→ What you need to do: Identify each line below that contains the word "your", and copy it out.
§
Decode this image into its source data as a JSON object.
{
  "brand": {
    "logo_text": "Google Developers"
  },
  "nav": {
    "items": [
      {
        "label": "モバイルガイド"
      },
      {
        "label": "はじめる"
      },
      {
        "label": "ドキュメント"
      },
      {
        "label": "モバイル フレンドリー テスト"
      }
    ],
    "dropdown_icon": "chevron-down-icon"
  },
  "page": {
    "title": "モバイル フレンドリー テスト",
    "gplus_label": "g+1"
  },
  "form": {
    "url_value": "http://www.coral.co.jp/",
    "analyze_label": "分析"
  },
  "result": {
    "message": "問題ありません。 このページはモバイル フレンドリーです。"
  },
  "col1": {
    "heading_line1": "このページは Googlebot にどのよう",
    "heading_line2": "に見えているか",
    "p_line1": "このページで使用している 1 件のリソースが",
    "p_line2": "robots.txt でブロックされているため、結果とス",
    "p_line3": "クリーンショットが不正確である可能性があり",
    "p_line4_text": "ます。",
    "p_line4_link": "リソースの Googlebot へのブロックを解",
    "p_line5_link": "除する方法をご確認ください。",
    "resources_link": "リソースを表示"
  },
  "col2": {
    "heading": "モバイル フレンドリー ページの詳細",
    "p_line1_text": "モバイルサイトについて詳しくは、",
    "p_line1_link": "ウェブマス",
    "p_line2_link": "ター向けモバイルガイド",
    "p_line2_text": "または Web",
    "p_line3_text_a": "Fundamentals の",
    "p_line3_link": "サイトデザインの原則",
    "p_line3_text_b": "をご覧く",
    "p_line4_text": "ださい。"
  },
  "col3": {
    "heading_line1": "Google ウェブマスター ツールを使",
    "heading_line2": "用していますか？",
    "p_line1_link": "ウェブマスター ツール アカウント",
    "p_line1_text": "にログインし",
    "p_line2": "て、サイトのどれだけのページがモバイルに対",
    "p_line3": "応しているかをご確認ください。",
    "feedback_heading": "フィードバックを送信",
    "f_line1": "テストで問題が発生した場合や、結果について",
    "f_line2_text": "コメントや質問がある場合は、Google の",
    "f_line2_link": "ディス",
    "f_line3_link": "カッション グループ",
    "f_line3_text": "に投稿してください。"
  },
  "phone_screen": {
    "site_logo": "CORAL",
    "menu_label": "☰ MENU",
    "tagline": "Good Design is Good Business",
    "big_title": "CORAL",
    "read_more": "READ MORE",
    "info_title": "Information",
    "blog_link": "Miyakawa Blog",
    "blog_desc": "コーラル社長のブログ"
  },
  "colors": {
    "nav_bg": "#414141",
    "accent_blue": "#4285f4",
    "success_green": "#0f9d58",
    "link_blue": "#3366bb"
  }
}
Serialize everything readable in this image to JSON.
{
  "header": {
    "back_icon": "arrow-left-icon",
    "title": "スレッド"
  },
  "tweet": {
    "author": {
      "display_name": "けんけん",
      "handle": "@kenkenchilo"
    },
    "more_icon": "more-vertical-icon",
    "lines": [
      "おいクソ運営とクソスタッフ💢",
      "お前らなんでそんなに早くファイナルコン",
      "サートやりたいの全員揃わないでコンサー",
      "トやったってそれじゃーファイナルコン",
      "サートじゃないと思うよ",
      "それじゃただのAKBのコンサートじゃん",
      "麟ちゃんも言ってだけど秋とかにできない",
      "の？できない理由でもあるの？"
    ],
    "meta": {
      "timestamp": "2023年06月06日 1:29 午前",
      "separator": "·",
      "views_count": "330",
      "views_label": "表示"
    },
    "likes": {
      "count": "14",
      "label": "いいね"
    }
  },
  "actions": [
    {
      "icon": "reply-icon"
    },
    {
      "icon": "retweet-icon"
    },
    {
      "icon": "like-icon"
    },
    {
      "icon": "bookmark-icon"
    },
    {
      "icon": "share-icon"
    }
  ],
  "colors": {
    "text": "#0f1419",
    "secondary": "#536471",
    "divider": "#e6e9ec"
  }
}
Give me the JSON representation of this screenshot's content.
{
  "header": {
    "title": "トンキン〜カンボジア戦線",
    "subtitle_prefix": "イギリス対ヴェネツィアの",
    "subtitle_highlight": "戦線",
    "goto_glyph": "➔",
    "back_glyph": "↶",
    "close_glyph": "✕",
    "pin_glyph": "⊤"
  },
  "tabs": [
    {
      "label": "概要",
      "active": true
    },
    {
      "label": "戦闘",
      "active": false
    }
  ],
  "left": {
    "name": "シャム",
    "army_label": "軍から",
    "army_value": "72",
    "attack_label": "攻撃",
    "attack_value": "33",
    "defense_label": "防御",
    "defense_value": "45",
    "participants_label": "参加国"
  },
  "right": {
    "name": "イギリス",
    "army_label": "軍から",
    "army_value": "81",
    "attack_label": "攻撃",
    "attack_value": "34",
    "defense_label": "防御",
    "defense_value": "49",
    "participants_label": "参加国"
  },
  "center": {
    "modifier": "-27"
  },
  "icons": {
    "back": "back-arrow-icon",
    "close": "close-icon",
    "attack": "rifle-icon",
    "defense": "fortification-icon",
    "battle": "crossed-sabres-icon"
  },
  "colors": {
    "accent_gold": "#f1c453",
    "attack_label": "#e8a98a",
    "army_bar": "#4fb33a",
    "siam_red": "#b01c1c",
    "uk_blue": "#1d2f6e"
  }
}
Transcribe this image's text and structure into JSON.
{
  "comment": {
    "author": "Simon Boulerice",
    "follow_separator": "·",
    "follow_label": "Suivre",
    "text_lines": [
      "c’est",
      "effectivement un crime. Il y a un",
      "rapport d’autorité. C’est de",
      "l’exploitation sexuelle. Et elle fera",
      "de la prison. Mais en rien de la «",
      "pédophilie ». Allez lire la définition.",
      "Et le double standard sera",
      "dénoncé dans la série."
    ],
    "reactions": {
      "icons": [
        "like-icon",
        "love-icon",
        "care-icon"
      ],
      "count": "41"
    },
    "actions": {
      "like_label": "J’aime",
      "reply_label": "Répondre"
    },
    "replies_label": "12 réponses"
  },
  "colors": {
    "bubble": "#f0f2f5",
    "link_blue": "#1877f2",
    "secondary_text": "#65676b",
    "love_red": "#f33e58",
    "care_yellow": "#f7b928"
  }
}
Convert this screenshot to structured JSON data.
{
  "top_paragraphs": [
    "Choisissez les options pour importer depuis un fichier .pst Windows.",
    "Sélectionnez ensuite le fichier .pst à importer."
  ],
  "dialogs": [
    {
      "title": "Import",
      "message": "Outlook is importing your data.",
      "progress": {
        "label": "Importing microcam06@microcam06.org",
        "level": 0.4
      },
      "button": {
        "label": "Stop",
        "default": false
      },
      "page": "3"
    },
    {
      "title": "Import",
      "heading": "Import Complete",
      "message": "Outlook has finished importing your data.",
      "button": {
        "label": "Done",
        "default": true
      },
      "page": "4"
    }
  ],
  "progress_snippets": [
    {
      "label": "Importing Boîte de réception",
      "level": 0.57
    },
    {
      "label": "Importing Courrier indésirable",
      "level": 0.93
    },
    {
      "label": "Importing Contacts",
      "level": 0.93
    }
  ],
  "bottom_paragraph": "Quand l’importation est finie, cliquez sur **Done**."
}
§
→ Solution below:
      "message": "Outlook is importing your data.",
      "message": "Outlook has finished importing your data.",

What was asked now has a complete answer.